[Data excerpts]

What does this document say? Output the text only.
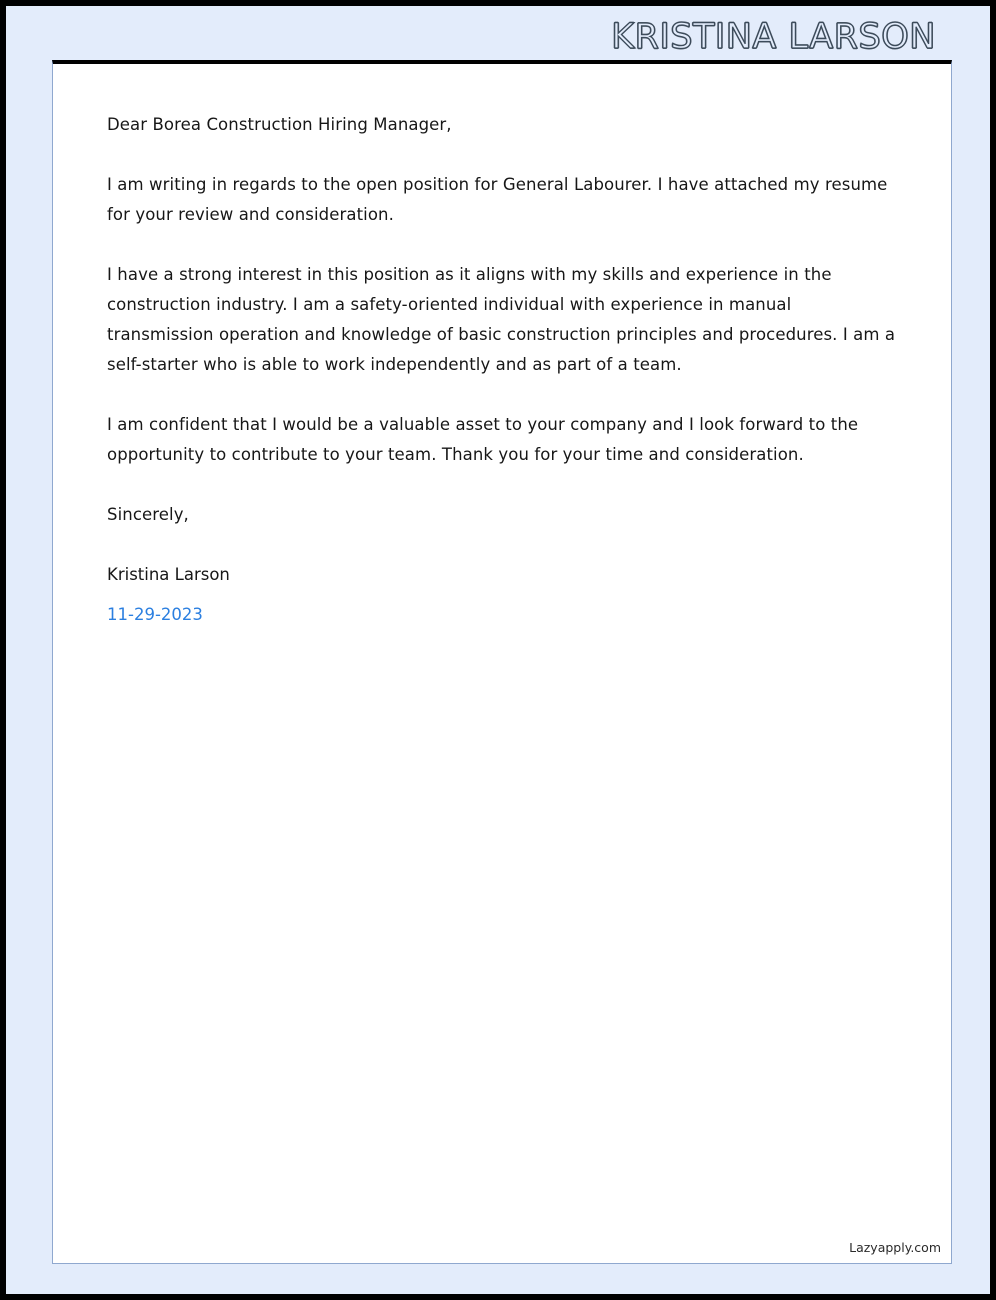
KRISTINA LARSON

Dear Borea Construction Hiring Manager,

I am writing in regards to the open position for General Labourer. I have attached my resume for your review and consideration.

I have a strong interest in this position as it aligns with my skills and experience in the construction industry. I am a safety-oriented individual with experience in manual transmission operation and knowledge of basic construction principles and procedures. I am a self-starter who is able to work independently and as part of a team.

I am confident that I would be a valuable asset to your company and I look forward to the opportunity to contribute to your team. Thank you for your time and consideration.

Sincerely,

Kristina Larson

11-29-2023

Lazyapply.com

PROBLEM REQUIREMENTS => Output, exactly, all the records above; include no pictures.

SOLUTION TO THIS TASK =>
What does this document say? Output the text only.
KRISTINA LARSON

Dear Borea Construction Hiring Manager,

I am writing in regards to the open position for General Labourer. I have attached my resume for your review and consideration.

I have a strong interest in this position as it aligns with my skills and experience in the construction industry. I am a safety-oriented individual with experience in manual transmission operation and knowledge of basic construction principles and procedures. I am a self-starter who is able to work independently and as part of a team.

I am confident that I would be a valuable asset to your company and I look forward to the opportunity to contribute to your team. Thank you for your time and consideration.

Sincerely,

Kristina Larson

11-29-2023

Lazyapply.com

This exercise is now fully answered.